■ Working data ■
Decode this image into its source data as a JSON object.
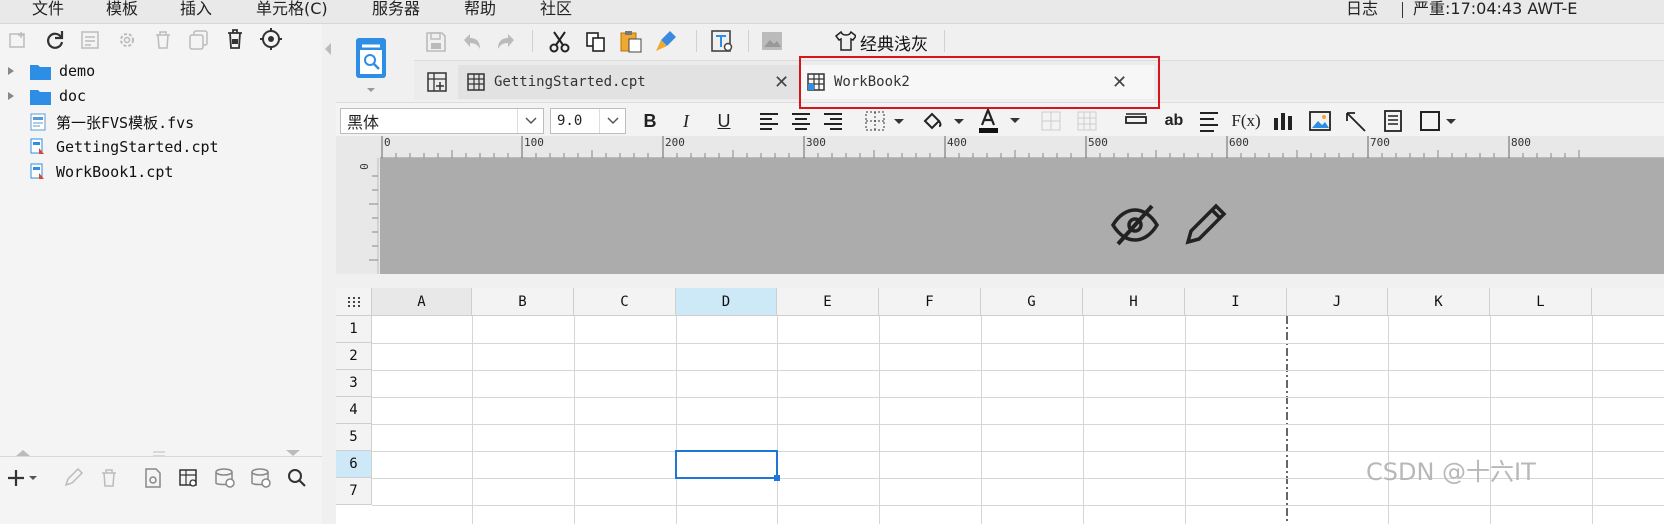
{
  "menubar": {
    "items": [
      "文件",
      "模板",
      "插入",
      "单元格(C)",
      "服务器",
      "帮助",
      "社区"
    ],
    "log_label": "日志",
    "status": "严重:17:04:43 AWT-E"
  },
  "left_panel": {
    "toolbar_icons": [
      "new-file-icon",
      "refresh-icon",
      "properties-icon",
      "settings-icon",
      "delete-icon",
      "copy-icon",
      "lock-icon",
      "locate-icon"
    ],
    "tree": [
      {
        "label": "demo",
        "type": "folder",
        "expandable": true
      },
      {
        "label": "doc",
        "type": "folder",
        "expandable": true
      },
      {
        "label": "第一张FVS模板.fvs",
        "type": "fvs"
      },
      {
        "label": "GettingStarted.cpt",
        "type": "cpt"
      },
      {
        "label": "WorkBook1.cpt",
        "type": "cpt"
      }
    ],
    "bottom_icons": [
      "add-icon",
      "edit-icon",
      "delete-icon",
      "preview-icon",
      "table-query-icon",
      "database-add-icon",
      "database-icon",
      "search-icon"
    ]
  },
  "toolbar": {
    "theme_label": "经典浅灰"
  },
  "tabs": [
    {
      "label": "GettingStarted.cpt",
      "active": false
    },
    {
      "label": "WorkBook2",
      "active": true
    }
  ],
  "format": {
    "font_family": "黑体",
    "font_size": "9.0",
    "bold": "B",
    "italic": "I",
    "underline": "U",
    "text_abbr": "ab",
    "formula": "F(x)"
  },
  "ruler": {
    "labels": [
      "0",
      "100",
      "200",
      "300",
      "400",
      "500",
      "600",
      "700",
      "800"
    ],
    "vertical_label": "0"
  },
  "sheet": {
    "columns": [
      "A",
      "B",
      "C",
      "D",
      "E",
      "F",
      "G",
      "H",
      "I",
      "J",
      "K",
      "L"
    ],
    "rows": [
      "1",
      "2",
      "3",
      "4",
      "5",
      "6",
      "7"
    ],
    "active_column": "D",
    "active_row": "6"
  },
  "watermark": "CSDN @十六IT",
  "colors": {
    "highlight": "#d9141b",
    "selection": "#1f75d8",
    "active_header": "#cde9f7"
  }
}
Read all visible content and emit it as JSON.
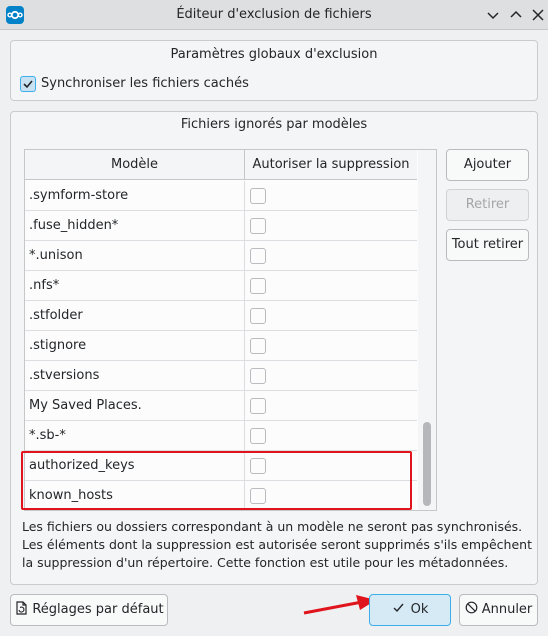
{
  "window": {
    "title": "Éditeur d'exclusion de fichiers"
  },
  "global_group": {
    "title": "Paramètres globaux d'exclusion",
    "sync_hidden_label": "Synchroniser les fichiers cachés",
    "sync_hidden_checked": true
  },
  "patterns_group": {
    "title": "Fichiers ignorés par modèles",
    "columns": [
      "Modèle",
      "Autoriser la suppression"
    ],
    "rows": [
      {
        "pattern": ".symform-store",
        "allow_delete": false
      },
      {
        "pattern": ".fuse_hidden*",
        "allow_delete": false
      },
      {
        "pattern": "*.unison",
        "allow_delete": false
      },
      {
        "pattern": ".nfs*",
        "allow_delete": false
      },
      {
        "pattern": ".stfolder",
        "allow_delete": false
      },
      {
        "pattern": ".stignore",
        "allow_delete": false
      },
      {
        "pattern": ".stversions",
        "allow_delete": false
      },
      {
        "pattern": "My Saved Places.",
        "allow_delete": false
      },
      {
        "pattern": "*.sb-*",
        "allow_delete": false
      },
      {
        "pattern": "authorized_keys",
        "allow_delete": false
      },
      {
        "pattern": "known_hosts",
        "allow_delete": false
      }
    ],
    "buttons": {
      "add": "Ajouter",
      "remove": "Retirer",
      "remove_all": "Tout retirer"
    },
    "info_lines": [
      "Les fichiers ou dossiers correspondant à un modèle ne seront pas synchronisés.",
      "Les éléments dont la suppression est autorisée seront supprimés s'ils empêchent",
      "la suppression d'un répertoire. Cette fonction est utile pour les métadonnées."
    ]
  },
  "footer": {
    "defaults_label": "Réglages par défaut",
    "ok_label": "Ok",
    "cancel_label": "Annuler"
  },
  "colors": {
    "accent": "#3daee9",
    "highlight": "#e0141c"
  }
}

■ Written request ■
Copy out only the lines beginning at the line with "Read all visible content and emit it as JSON." and ending at the last line of the entries. Keep them exact; drop pictures.

■ Full output ■
Read all visible content and emit it as JSON.
{
  "window": {
    "title": "Éditeur d'exclusion de fichiers"
  },
  "global_group": {
    "title": "Paramètres globaux d'exclusion",
    "sync_hidden_label": "Synchroniser les fichiers cachés",
    "sync_hidden_checked": true
  },
  "patterns_group": {
    "title": "Fichiers ignorés par modèles",
    "columns": [
      "Modèle",
      "Autoriser la suppression"
    ],
    "rows": [
      {
        "pattern": ".symform-store",
        "allow_delete": false
      },
      {
        "pattern": ".fuse_hidden*",
        "allow_delete": false
      },
      {
        "pattern": "*.unison",
        "allow_delete": false
      },
      {
        "pattern": ".nfs*",
        "allow_delete": false
      },
      {
        "pattern": ".stfolder",
        "allow_delete": false
      },
      {
        "pattern": ".stignore",
        "allow_delete": false
      },
      {
        "pattern": ".stversions",
        "allow_delete": false
      },
      {
        "pattern": "My Saved Places.",
        "allow_delete": false
      },
      {
        "pattern": "*.sb-*",
        "allow_delete": false
      },
      {
        "pattern": "authorized_keys",
        "allow_delete": false
      },
      {
        "pattern": "known_hosts",
        "allow_delete": false
      }
    ],
    "buttons": {
      "add": "Ajouter",
      "remove": "Retirer",
      "remove_all": "Tout retirer"
    },
    "info_lines": [
      "Les fichiers ou dossiers correspondant à un modèle ne seront pas synchronisés.",
      "Les éléments dont la suppression est autorisée seront supprimés s'ils empêchent",
      "la suppression d'un répertoire. Cette fonction est utile pour les métadonnées."
    ]
  },
  "footer": {
    "defaults_label": "Réglages par défaut",
    "ok_label": "Ok",
    "cancel_label": "Annuler"
  },
  "colors": {
    "accent": "#3daee9",
    "highlight": "#e0141c"
  }
}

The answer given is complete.